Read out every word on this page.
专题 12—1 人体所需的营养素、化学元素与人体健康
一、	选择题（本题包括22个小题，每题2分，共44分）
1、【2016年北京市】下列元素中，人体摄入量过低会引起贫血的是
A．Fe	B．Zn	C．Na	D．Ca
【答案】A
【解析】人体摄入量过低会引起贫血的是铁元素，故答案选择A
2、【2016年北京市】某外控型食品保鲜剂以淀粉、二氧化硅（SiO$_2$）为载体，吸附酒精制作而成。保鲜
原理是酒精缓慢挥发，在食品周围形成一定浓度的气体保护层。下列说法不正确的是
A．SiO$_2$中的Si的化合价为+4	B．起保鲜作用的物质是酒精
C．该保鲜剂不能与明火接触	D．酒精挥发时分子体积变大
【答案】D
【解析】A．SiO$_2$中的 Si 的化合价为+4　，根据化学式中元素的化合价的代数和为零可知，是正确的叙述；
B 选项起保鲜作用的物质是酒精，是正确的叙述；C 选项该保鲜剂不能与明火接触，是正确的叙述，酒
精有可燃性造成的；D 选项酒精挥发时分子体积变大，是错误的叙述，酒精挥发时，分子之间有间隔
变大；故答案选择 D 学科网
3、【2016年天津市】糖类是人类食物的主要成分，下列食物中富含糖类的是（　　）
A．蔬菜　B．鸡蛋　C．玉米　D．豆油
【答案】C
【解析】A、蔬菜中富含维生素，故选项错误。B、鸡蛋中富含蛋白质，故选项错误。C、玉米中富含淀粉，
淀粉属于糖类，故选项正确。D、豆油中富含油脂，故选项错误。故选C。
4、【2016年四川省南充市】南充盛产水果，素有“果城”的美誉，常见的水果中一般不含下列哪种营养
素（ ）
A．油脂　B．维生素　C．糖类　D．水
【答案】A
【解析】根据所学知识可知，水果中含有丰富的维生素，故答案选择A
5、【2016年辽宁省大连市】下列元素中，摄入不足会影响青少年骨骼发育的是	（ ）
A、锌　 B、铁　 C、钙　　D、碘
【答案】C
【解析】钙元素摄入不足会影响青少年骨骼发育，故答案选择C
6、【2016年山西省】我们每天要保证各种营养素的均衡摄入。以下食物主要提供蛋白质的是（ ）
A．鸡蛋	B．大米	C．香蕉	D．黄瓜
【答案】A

(Problem statement):
In the records above, find each line with the word "是正确的叙述" and copy it.

(Expected answer):
【解析】A．SiO$_2$中的 Si 的化合价为+4　，根据化学式中元素的化合价的代数和为零可知，是正确的叙述；
B 选项起保鲜作用的物质是酒精，是正确的叙述；C 选项该保鲜剂不能与明火接触，是正确的叙述，酒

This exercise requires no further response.